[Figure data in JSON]
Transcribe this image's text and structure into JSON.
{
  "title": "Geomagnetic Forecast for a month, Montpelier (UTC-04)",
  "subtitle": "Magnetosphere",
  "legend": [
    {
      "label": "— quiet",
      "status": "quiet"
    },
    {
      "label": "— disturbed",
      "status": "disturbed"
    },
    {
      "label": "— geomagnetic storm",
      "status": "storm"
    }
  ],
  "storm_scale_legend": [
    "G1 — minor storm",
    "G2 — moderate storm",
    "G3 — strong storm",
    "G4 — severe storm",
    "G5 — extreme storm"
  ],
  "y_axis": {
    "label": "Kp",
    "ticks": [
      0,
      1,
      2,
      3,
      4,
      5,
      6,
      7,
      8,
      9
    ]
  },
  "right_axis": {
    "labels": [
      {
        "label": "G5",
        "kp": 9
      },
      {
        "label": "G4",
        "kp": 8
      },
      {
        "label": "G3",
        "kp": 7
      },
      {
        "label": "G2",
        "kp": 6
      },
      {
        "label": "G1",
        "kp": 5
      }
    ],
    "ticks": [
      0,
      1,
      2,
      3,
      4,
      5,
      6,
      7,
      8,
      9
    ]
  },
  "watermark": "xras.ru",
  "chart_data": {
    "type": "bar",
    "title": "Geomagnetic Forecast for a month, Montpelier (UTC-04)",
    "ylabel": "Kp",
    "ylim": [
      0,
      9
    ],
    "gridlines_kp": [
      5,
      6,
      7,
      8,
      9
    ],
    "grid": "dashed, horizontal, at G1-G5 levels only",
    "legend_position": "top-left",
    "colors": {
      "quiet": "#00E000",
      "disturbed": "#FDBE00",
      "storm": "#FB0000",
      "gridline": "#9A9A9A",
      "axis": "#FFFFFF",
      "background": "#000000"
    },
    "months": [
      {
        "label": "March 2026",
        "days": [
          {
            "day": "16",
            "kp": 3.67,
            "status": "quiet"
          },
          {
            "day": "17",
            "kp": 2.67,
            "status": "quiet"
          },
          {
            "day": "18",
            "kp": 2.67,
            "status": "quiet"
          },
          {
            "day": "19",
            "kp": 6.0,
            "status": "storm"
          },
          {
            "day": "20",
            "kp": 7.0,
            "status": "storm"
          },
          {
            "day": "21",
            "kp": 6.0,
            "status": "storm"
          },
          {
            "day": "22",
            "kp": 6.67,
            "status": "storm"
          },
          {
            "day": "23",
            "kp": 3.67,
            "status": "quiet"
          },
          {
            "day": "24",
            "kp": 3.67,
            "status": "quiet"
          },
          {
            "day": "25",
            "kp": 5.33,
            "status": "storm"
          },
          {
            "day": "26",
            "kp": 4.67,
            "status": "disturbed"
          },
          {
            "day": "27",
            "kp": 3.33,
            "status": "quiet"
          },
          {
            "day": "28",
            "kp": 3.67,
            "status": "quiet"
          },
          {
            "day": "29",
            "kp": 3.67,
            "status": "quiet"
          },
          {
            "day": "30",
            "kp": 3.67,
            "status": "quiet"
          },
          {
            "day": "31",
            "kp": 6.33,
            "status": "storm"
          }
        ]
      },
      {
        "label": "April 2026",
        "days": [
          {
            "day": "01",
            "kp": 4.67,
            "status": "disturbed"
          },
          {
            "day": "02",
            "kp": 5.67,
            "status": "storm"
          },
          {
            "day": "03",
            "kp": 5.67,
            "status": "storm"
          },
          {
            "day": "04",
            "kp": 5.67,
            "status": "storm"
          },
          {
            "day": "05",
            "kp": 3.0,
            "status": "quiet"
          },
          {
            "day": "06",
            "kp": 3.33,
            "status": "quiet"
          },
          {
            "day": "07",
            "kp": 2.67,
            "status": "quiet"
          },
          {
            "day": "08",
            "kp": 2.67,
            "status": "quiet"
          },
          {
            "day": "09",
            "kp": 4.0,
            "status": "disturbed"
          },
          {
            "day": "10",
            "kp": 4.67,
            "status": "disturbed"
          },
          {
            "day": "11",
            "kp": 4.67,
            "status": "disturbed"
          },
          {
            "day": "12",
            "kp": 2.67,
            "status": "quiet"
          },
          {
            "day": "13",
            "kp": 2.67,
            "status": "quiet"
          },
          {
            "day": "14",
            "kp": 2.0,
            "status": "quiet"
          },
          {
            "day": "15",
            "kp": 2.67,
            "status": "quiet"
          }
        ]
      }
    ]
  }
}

- _AIM OF THE EXERCISE_
State how many lines in the records above contain the word "Montpelier", and give only that number.

- _SOLUTION FOR THIS TASK_
2